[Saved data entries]
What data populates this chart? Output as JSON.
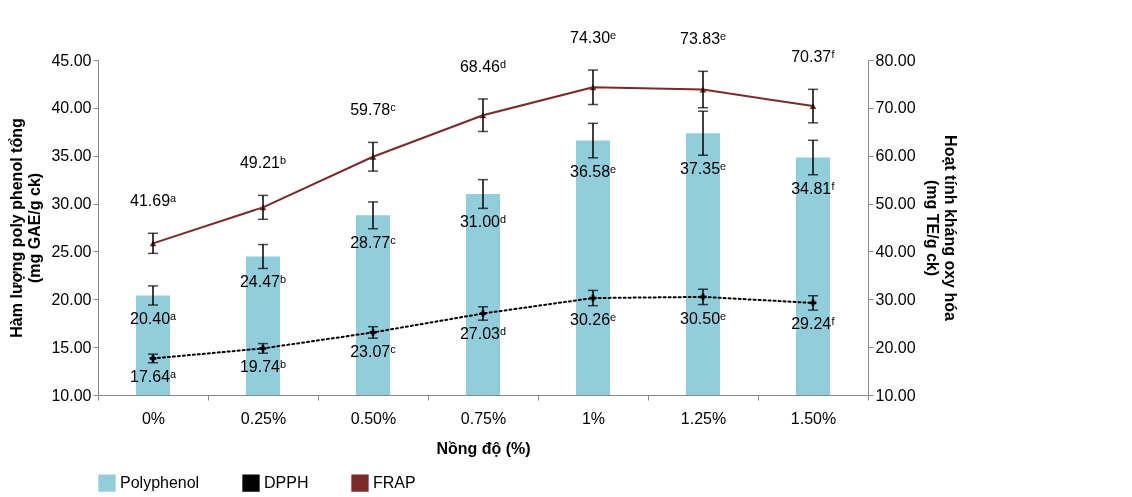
{
  "chart_data": {
    "type": "bar",
    "xlabel": "Nồng độ (%)",
    "ylabel": "Hàm lượng poly phenol tổng\n(mg GAE/g ck)",
    "y2label": "Hoạt tính kháng oxy hóa\n(mg TE/g ck)",
    "categories": [
      "0%",
      "0.25%",
      "0.50%",
      "0.75%",
      "1%",
      "1.25%",
      "1.50%"
    ],
    "series": [
      {
        "name": "Polyphenol",
        "color": "#92cddc",
        "values": [
          20.4,
          24.47,
          28.77,
          31.0,
          36.58,
          37.35,
          34.81
        ],
        "errors": [
          1.0,
          1.25,
          1.4,
          1.5,
          1.8,
          2.3,
          1.8
        ],
        "value_labels": [
          "20.40ᵃ",
          "24.47ᵇ",
          "28.77ᶜ",
          "31.00ᵈ",
          "36.58ᵉ",
          "37.35ᵉ",
          "34.81ᶠ"
        ]
      },
      {
        "name": "DPPH",
        "type": "line",
        "axis": "y2",
        "color": "#000000",
        "marker": "cross",
        "line_style": "dotted",
        "values": [
          17.64,
          19.74,
          23.07,
          27.03,
          30.26,
          30.5,
          29.24
        ],
        "errors": [
          0.9,
          1.0,
          1.2,
          1.4,
          1.6,
          1.6,
          1.5
        ],
        "value_labels": [
          "17.64ᵃ",
          "19.74ᵇ",
          "23.07ᶜ",
          "27.03ᵈ",
          "30.26ᵉ",
          "30.50ᵉ",
          "29.24ᶠ"
        ]
      },
      {
        "name": "FRAP",
        "type": "line",
        "axis": "y2",
        "color": "#7b2a2a",
        "marker": "triangle",
        "line_style": "solid",
        "values": [
          41.69,
          49.21,
          59.78,
          68.46,
          74.3,
          73.83,
          70.37
        ],
        "errors": [
          2.1,
          2.5,
          3.0,
          3.4,
          3.6,
          3.8,
          3.5
        ],
        "value_labels": [
          "41.69ᵃ",
          "49.21ᵇ",
          "59.78ᶜ",
          "68.46ᵈ",
          "74.30ᵉ",
          "73.83ᵉ",
          "70.37ᶠ"
        ]
      }
    ],
    "ylim": [
      10,
      45
    ],
    "yticks": [
      {
        "value": 10,
        "label": "10.00"
      },
      {
        "value": 15,
        "label": "15.00"
      },
      {
        "value": 20,
        "label": "20.00"
      },
      {
        "value": 25,
        "label": "25.00"
      },
      {
        "value": 30,
        "label": "30.00"
      },
      {
        "value": 35,
        "label": "35.00"
      },
      {
        "value": 40,
        "label": "40.00"
      },
      {
        "value": 45,
        "label": "45.00"
      }
    ],
    "y2lim": [
      10,
      80
    ],
    "y2ticks": [
      {
        "value": 10,
        "label": "10.00"
      },
      {
        "value": 20,
        "label": "20.00"
      },
      {
        "value": 30,
        "label": "30.00"
      },
      {
        "value": 40,
        "label": "40.00"
      },
      {
        "value": 50,
        "label": "50.00"
      },
      {
        "value": 60,
        "label": "60.00"
      },
      {
        "value": 70,
        "label": "70.00"
      },
      {
        "value": 80,
        "label": "80.00"
      }
    ],
    "legend": "bottom"
  }
}
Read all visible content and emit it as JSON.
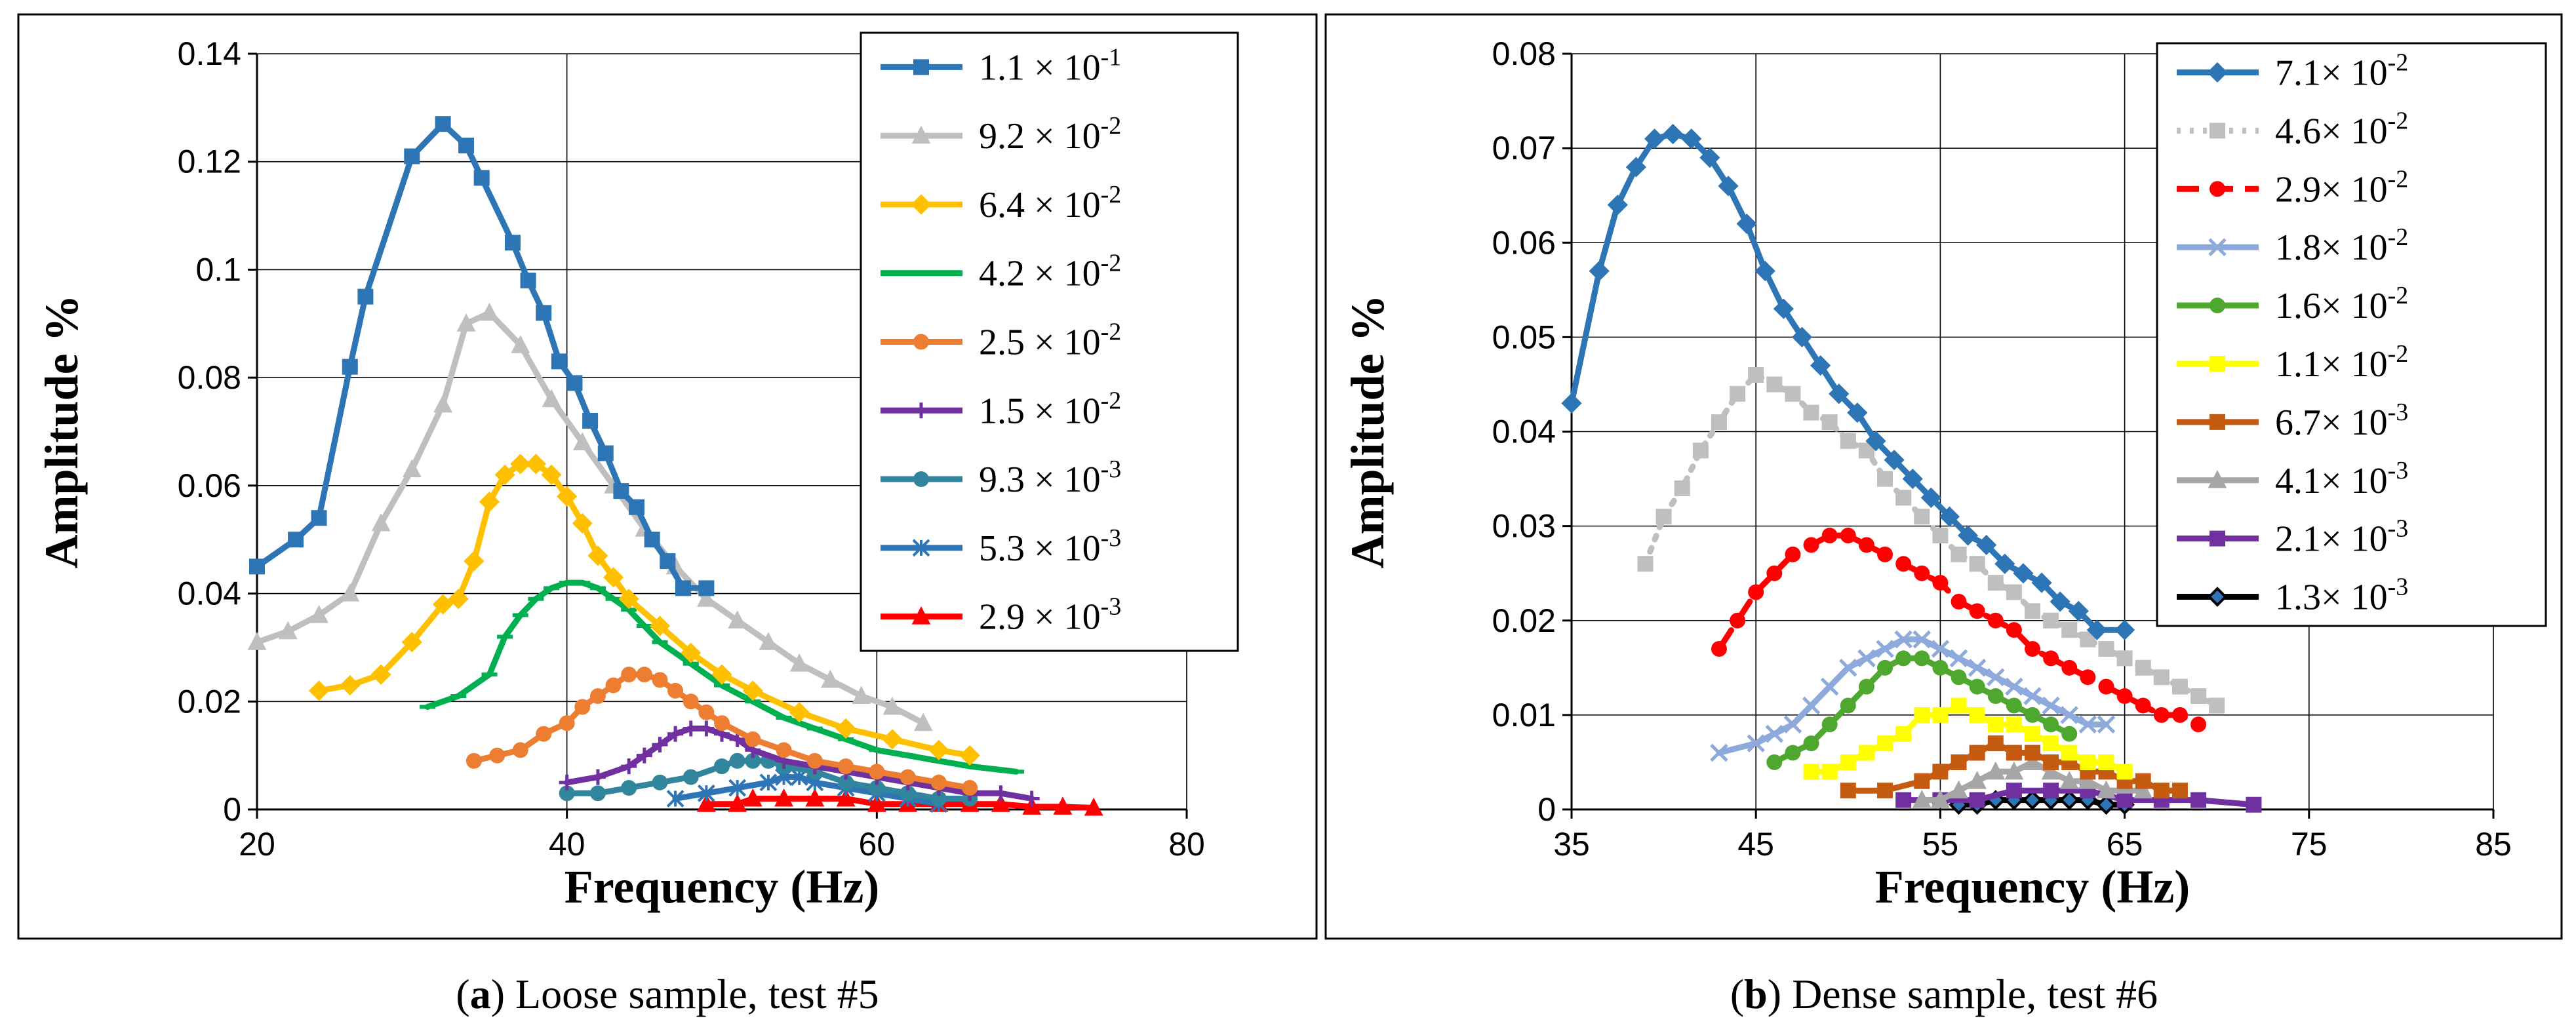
{
  "chart_data": [
    {
      "type": "line",
      "caption": {
        "letter": "a",
        "text": "Loose sample, test #5"
      },
      "xlabel": "Frequency (Hz)",
      "ylabel": "Amplitude %",
      "xlim": [
        20,
        80
      ],
      "ylim": [
        0,
        0.14
      ],
      "xticks": [
        "20",
        "40",
        "60",
        "80"
      ],
      "yticks": [
        "0",
        "0.02",
        "0.04",
        "0.06",
        "0.08",
        "0.1",
        "0.12",
        "0.14"
      ],
      "grid": true,
      "legend_position": "top-right",
      "series": [
        {
          "name": "1.1 × 10-1",
          "base": "1.1 × 10",
          "exp": "-1",
          "color": "#2E75B6",
          "marker": "square",
          "dash": "solid",
          "x": [
            20,
            22.5,
            24,
            26,
            27,
            30,
            32,
            33.5,
            34.5,
            36.5,
            37.5,
            38.5,
            39.5,
            40.5,
            41.5,
            42.5,
            43.5,
            44.5,
            45.5,
            46.5,
            47.5,
            49
          ],
          "y": [
            0.045,
            0.05,
            0.054,
            0.082,
            0.095,
            0.121,
            0.127,
            0.123,
            0.117,
            0.105,
            0.098,
            0.092,
            0.083,
            0.079,
            0.072,
            0.066,
            0.059,
            0.056,
            0.05,
            0.046,
            0.041,
            0.041
          ]
        },
        {
          "name": "9.2 × 10-2",
          "base": "9.2 × 10",
          "exp": "-2",
          "color": "#BFBFBF",
          "marker": "triangle",
          "dash": "solid",
          "x": [
            20,
            22,
            24,
            26,
            28,
            30,
            32,
            33.5,
            35,
            37,
            39,
            41,
            43,
            45,
            47,
            49,
            51,
            53,
            55,
            57,
            59,
            61,
            63
          ],
          "y": [
            0.031,
            0.033,
            0.036,
            0.04,
            0.053,
            0.063,
            0.075,
            0.09,
            0.092,
            0.086,
            0.076,
            0.068,
            0.06,
            0.052,
            0.045,
            0.039,
            0.035,
            0.031,
            0.027,
            0.024,
            0.021,
            0.019,
            0.016
          ]
        },
        {
          "name": "6.4 × 10-2",
          "base": "6.4 × 10",
          "exp": "-2",
          "color": "#FFC000",
          "marker": "diamond",
          "dash": "solid",
          "x": [
            24,
            26,
            28,
            30,
            32,
            33,
            34,
            35,
            36,
            37,
            38,
            39,
            40,
            41,
            42,
            43,
            44,
            46,
            48,
            50,
            52,
            55,
            58,
            61,
            64,
            66
          ],
          "y": [
            0.022,
            0.023,
            0.025,
            0.031,
            0.038,
            0.039,
            0.046,
            0.057,
            0.062,
            0.064,
            0.064,
            0.062,
            0.058,
            0.053,
            0.047,
            0.043,
            0.039,
            0.034,
            0.029,
            0.025,
            0.022,
            0.018,
            0.015,
            0.013,
            0.011,
            0.01
          ]
        },
        {
          "name": "4.2 × 10-2",
          "base": "4.2 × 10",
          "exp": "-2",
          "color": "#00B050",
          "marker": "dash",
          "dash": "solid",
          "x": [
            31,
            33,
            35,
            36,
            37,
            38,
            39,
            40,
            41,
            42,
            43,
            44,
            45,
            46,
            48,
            50,
            52,
            54,
            56,
            58,
            60,
            62,
            64,
            66,
            69
          ],
          "y": [
            0.019,
            0.021,
            0.025,
            0.032,
            0.036,
            0.039,
            0.041,
            0.042,
            0.042,
            0.041,
            0.039,
            0.037,
            0.034,
            0.031,
            0.027,
            0.023,
            0.02,
            0.017,
            0.015,
            0.013,
            0.011,
            0.01,
            0.009,
            0.008,
            0.007
          ]
        },
        {
          "name": "2.5 × 10-2",
          "base": "2.5 × 10",
          "exp": "-2",
          "color": "#ED7D31",
          "marker": "circle",
          "dash": "solid",
          "x": [
            34,
            35.5,
            37,
            38.5,
            40,
            41,
            42,
            43,
            44,
            45,
            46,
            47,
            48,
            49,
            50,
            52,
            54,
            56,
            58,
            60,
            62,
            64,
            66
          ],
          "y": [
            0.009,
            0.01,
            0.011,
            0.014,
            0.016,
            0.019,
            0.021,
            0.023,
            0.025,
            0.025,
            0.024,
            0.022,
            0.02,
            0.018,
            0.016,
            0.013,
            0.011,
            0.009,
            0.008,
            0.007,
            0.006,
            0.005,
            0.004
          ]
        },
        {
          "name": "1.5 × 10-2",
          "base": "1.5 × 10",
          "exp": "-2",
          "color": "#7030A0",
          "marker": "plus",
          "dash": "solid",
          "x": [
            40,
            42,
            44,
            45,
            46,
            47,
            48,
            49,
            50,
            51,
            52,
            54,
            56,
            58,
            60,
            62,
            64,
            66,
            68,
            70
          ],
          "y": [
            0.005,
            0.006,
            0.008,
            0.01,
            0.012,
            0.014,
            0.015,
            0.015,
            0.014,
            0.013,
            0.011,
            0.009,
            0.008,
            0.007,
            0.006,
            0.005,
            0.004,
            0.003,
            0.003,
            0.002
          ]
        },
        {
          "name": "9.3 × 10-3",
          "base": "9.3 × 10",
          "exp": "-3",
          "color": "#31859C",
          "marker": "circle",
          "dash": "solid",
          "x": [
            40,
            42,
            44,
            46,
            48,
            50,
            51,
            52,
            53,
            54,
            56,
            58,
            60,
            62,
            64,
            66
          ],
          "y": [
            0.003,
            0.003,
            0.004,
            0.005,
            0.006,
            0.008,
            0.009,
            0.009,
            0.009,
            0.008,
            0.007,
            0.005,
            0.004,
            0.003,
            0.002,
            0.002
          ]
        },
        {
          "name": "5.3 × 10-3",
          "base": "5.3 × 10",
          "exp": "-3",
          "color": "#2E75B6",
          "marker": "star",
          "dash": "solid",
          "x": [
            47,
            49,
            51,
            53,
            54,
            55,
            56,
            58,
            60,
            62,
            64
          ],
          "y": [
            0.002,
            0.003,
            0.004,
            0.005,
            0.006,
            0.006,
            0.005,
            0.004,
            0.003,
            0.002,
            0.001
          ]
        },
        {
          "name": "2.9 × 10-3",
          "base": "2.9 × 10",
          "exp": "-3",
          "color": "#FF0000",
          "marker": "triangle",
          "dash": "solid",
          "x": [
            49,
            51,
            52,
            54,
            56,
            58,
            60,
            62,
            64,
            66,
            68,
            70,
            72,
            74
          ],
          "y": [
            0.001,
            0.001,
            0.002,
            0.002,
            0.002,
            0.002,
            0.001,
            0.001,
            0.001,
            0.001,
            0.001,
            0.0005,
            0.0005,
            0.0003
          ]
        }
      ]
    },
    {
      "type": "line",
      "caption": {
        "letter": "b",
        "text": "Dense sample, test #6"
      },
      "xlabel": "Frequency (Hz)",
      "ylabel": "Amplitude %",
      "xlim": [
        35,
        85
      ],
      "ylim": [
        0,
        0.08
      ],
      "xticks": [
        "35",
        "45",
        "55",
        "65",
        "75",
        "85"
      ],
      "yticks": [
        "0",
        "0.01",
        "0.02",
        "0.03",
        "0.04",
        "0.05",
        "0.06",
        "0.07",
        "0.08"
      ],
      "grid": true,
      "legend_position": "top-right",
      "series": [
        {
          "name": "7.1× 10-2",
          "base": "7.1× 10",
          "exp": "-2",
          "color": "#2E75B6",
          "marker": "diamond",
          "dash": "solid",
          "x": [
            35,
            36.5,
            37.5,
            38.5,
            39.5,
            40.5,
            41.5,
            42.5,
            43.5,
            44.5,
            45.5,
            46.5,
            47.5,
            48.5,
            49.5,
            50.5,
            51.5,
            52.5,
            53.5,
            54.5,
            55.5,
            56.5,
            57.5,
            58.5,
            59.5,
            60.5,
            61.5,
            62.5,
            63.5,
            65
          ],
          "y": [
            0.043,
            0.057,
            0.064,
            0.068,
            0.071,
            0.0715,
            0.071,
            0.069,
            0.066,
            0.062,
            0.057,
            0.053,
            0.05,
            0.047,
            0.044,
            0.042,
            0.039,
            0.037,
            0.035,
            0.033,
            0.031,
            0.029,
            0.028,
            0.026,
            0.025,
            0.024,
            0.022,
            0.021,
            0.019,
            0.019
          ]
        },
        {
          "name": "4.6× 10-2",
          "base": "4.6× 10",
          "exp": "-2",
          "color": "#BFBFBF",
          "marker": "square",
          "dash": "dot",
          "x": [
            39,
            40,
            41,
            42,
            43,
            44,
            45,
            46,
            47,
            48,
            49,
            50,
            51,
            52,
            53,
            54,
            55,
            56,
            57,
            58,
            59,
            60,
            61,
            62,
            63,
            64,
            65,
            66,
            67,
            68,
            69,
            70
          ],
          "y": [
            0.026,
            0.031,
            0.034,
            0.038,
            0.041,
            0.044,
            0.046,
            0.045,
            0.044,
            0.042,
            0.041,
            0.039,
            0.038,
            0.035,
            0.033,
            0.031,
            0.029,
            0.027,
            0.026,
            0.024,
            0.023,
            0.021,
            0.02,
            0.019,
            0.018,
            0.017,
            0.016,
            0.015,
            0.014,
            0.013,
            0.012,
            0.011
          ]
        },
        {
          "name": "2.9× 10-2",
          "base": "2.9× 10",
          "exp": "-2",
          "color": "#FF0000",
          "marker": "circle",
          "dash": "dash",
          "x": [
            43,
            44,
            45,
            46,
            47,
            48,
            49,
            50,
            51,
            52,
            53,
            54,
            55,
            56,
            57,
            58,
            59,
            60,
            61,
            62,
            63,
            64,
            65,
            66,
            67,
            68,
            69
          ],
          "y": [
            0.017,
            0.02,
            0.023,
            0.025,
            0.027,
            0.028,
            0.029,
            0.029,
            0.028,
            0.027,
            0.026,
            0.025,
            0.024,
            0.022,
            0.021,
            0.02,
            0.019,
            0.017,
            0.016,
            0.015,
            0.014,
            0.013,
            0.012,
            0.011,
            0.01,
            0.01,
            0.009
          ]
        },
        {
          "name": "1.8× 10-2",
          "base": "1.8× 10",
          "exp": "-2",
          "color": "#8EA9DB",
          "marker": "x",
          "dash": "solid",
          "x": [
            43,
            45,
            46,
            47,
            48,
            49,
            50,
            51,
            52,
            53,
            54,
            55,
            56,
            57,
            58,
            59,
            60,
            61,
            62,
            63,
            64
          ],
          "y": [
            0.006,
            0.007,
            0.008,
            0.009,
            0.011,
            0.013,
            0.015,
            0.016,
            0.017,
            0.018,
            0.018,
            0.017,
            0.016,
            0.015,
            0.014,
            0.013,
            0.012,
            0.011,
            0.01,
            0.009,
            0.009
          ]
        },
        {
          "name": "1.6× 10-2",
          "base": "1.6× 10",
          "exp": "-2",
          "color": "#4EA72E",
          "marker": "circle",
          "dash": "solid",
          "x": [
            46,
            47,
            48,
            49,
            50,
            51,
            52,
            53,
            54,
            55,
            56,
            57,
            58,
            59,
            60,
            61,
            62
          ],
          "y": [
            0.005,
            0.006,
            0.007,
            0.009,
            0.011,
            0.013,
            0.015,
            0.016,
            0.016,
            0.015,
            0.014,
            0.013,
            0.012,
            0.011,
            0.01,
            0.009,
            0.008
          ]
        },
        {
          "name": "1.1× 10-2",
          "base": "1.1× 10",
          "exp": "-2",
          "color": "#FFFF00",
          "marker": "square",
          "dash": "solid",
          "x": [
            48,
            49,
            50,
            51,
            52,
            53,
            54,
            55,
            56,
            57,
            58,
            59,
            60,
            61,
            62,
            63,
            64,
            65
          ],
          "y": [
            0.004,
            0.004,
            0.005,
            0.006,
            0.007,
            0.008,
            0.01,
            0.01,
            0.011,
            0.01,
            0.009,
            0.009,
            0.008,
            0.007,
            0.006,
            0.005,
            0.005,
            0.004
          ]
        },
        {
          "name": "6.7× 10-3",
          "base": "6.7× 10",
          "exp": "-3",
          "color": "#C55A11",
          "marker": "square",
          "dash": "solid",
          "x": [
            50,
            52,
            54,
            55,
            56,
            57,
            58,
            59,
            60,
            61,
            62,
            63,
            64,
            65,
            66,
            67,
            68
          ],
          "y": [
            0.002,
            0.002,
            0.003,
            0.004,
            0.005,
            0.006,
            0.007,
            0.006,
            0.006,
            0.005,
            0.005,
            0.004,
            0.004,
            0.003,
            0.003,
            0.002,
            0.002
          ]
        },
        {
          "name": "4.1× 10-3",
          "base": "4.1× 10",
          "exp": "-3",
          "color": "#A6A6A6",
          "marker": "triangle",
          "dash": "solid",
          "x": [
            54,
            55,
            56,
            57,
            58,
            59,
            60,
            61,
            62,
            63,
            64,
            66
          ],
          "y": [
            0.001,
            0.001,
            0.002,
            0.003,
            0.004,
            0.004,
            0.005,
            0.004,
            0.003,
            0.003,
            0.002,
            0.002
          ]
        },
        {
          "name": "2.1× 10-3",
          "base": "2.1× 10",
          "exp": "-3",
          "color": "#7030A0",
          "marker": "square",
          "dash": "solid",
          "x": [
            53,
            55,
            57,
            59,
            61,
            63,
            65,
            67,
            69,
            72
          ],
          "y": [
            0.001,
            0.001,
            0.001,
            0.002,
            0.002,
            0.002,
            0.001,
            0.001,
            0.001,
            0.0005
          ]
        },
        {
          "name": "1.3× 10-3",
          "base": "1.3× 10",
          "exp": "-3",
          "color": "#000000",
          "marker": "diamond-open",
          "dash": "solid",
          "x": [
            56,
            57,
            58,
            59,
            60,
            61,
            62,
            63,
            64,
            65
          ],
          "y": [
            0.0005,
            0.0005,
            0.001,
            0.001,
            0.001,
            0.001,
            0.001,
            0.001,
            0.0005,
            0.0005
          ]
        }
      ]
    }
  ]
}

_EXERCISE INSTRUCTIONS_: Report each line in the preceding entries that holds the string "test".

_SOLUTION FOR THIS TASK_:
        "text": "Loose sample, test #5"
        "text": "Dense sample, test #6"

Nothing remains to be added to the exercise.